Start

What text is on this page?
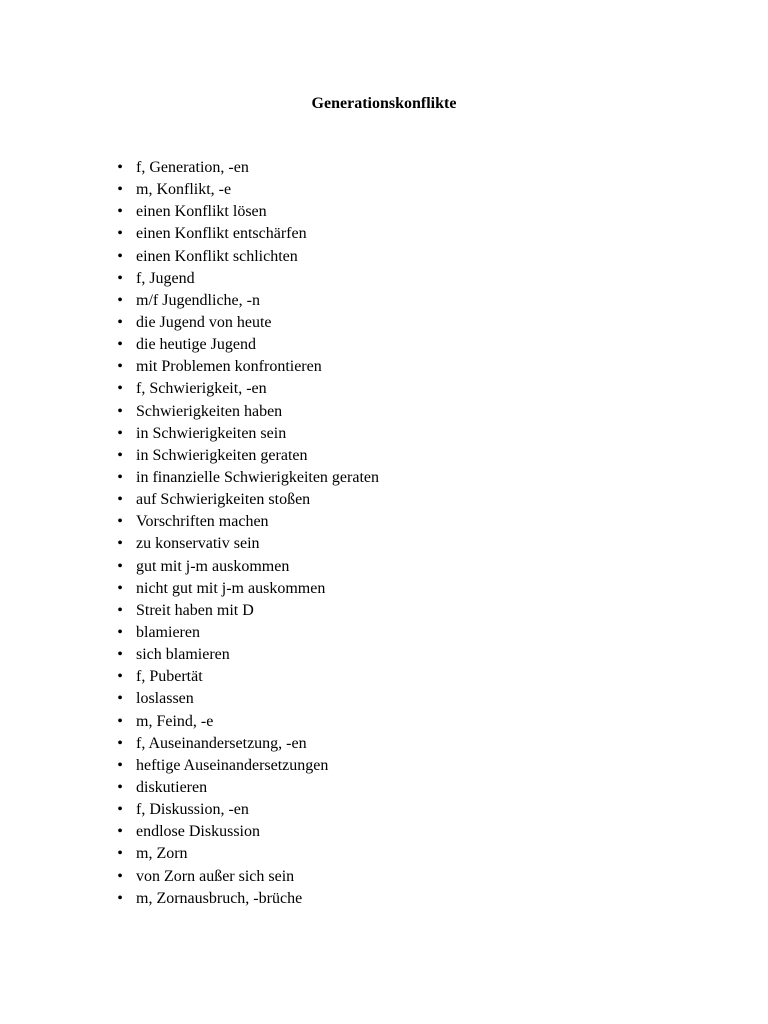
Generationskonflikte
• f, Generation, -en
• m, Konflikt, -e
• einen Konflikt lösen
• einen Konflikt entschärfen
• einen Konflikt schlichten
• f, Jugend
• m/f Jugendliche, -n
• die Jugend von heute
• die heutige Jugend
• mit Problemen konfrontieren
• f, Schwierigkeit, -en
• Schwierigkeiten haben
• in Schwierigkeiten sein
• in Schwierigkeiten geraten
• in finanzielle Schwierigkeiten geraten
• auf Schwierigkeiten stoßen
• Vorschriften machen
• zu konservativ sein
• gut mit j-m auskommen
• nicht gut mit j-m auskommen
• Streit haben mit D
• blamieren
• sich blamieren
• f, Pubertät
• loslassen
• m, Feind, -e
• f, Auseinandersetzung, -en
• heftige Auseinandersetzungen
• diskutieren
• f, Diskussion, -en
• endlose Diskussion
• m, Zorn
• von Zorn außer sich sein
• m, Zornausbruch, -brüche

End

_STATED PROBLEM_
Repeat the listing verbatim. Skip the pictures.

_TASK SOLUTION_
What text is on this page?
Generationskonflikte
• f, Generation, -en
• m, Konflikt, -e
• einen Konflikt lösen
• einen Konflikt entschärfen
• einen Konflikt schlichten
• f, Jugend
• m/f Jugendliche, -n
• die Jugend von heute
• die heutige Jugend
• mit Problemen konfrontieren
• f, Schwierigkeit, -en
• Schwierigkeiten haben
• in Schwierigkeiten sein
• in Schwierigkeiten geraten
• in finanzielle Schwierigkeiten geraten
• auf Schwierigkeiten stoßen
• Vorschriften machen
• zu konservativ sein
• gut mit j-m auskommen
• nicht gut mit j-m auskommen
• Streit haben mit D
• blamieren
• sich blamieren
• f, Pubertät
• loslassen
• m, Feind, -e
• f, Auseinandersetzung, -en
• heftige Auseinandersetzungen
• diskutieren
• f, Diskussion, -en
• endlose Diskussion
• m, Zorn
• von Zorn außer sich sein
• m, Zornausbruch, -brüche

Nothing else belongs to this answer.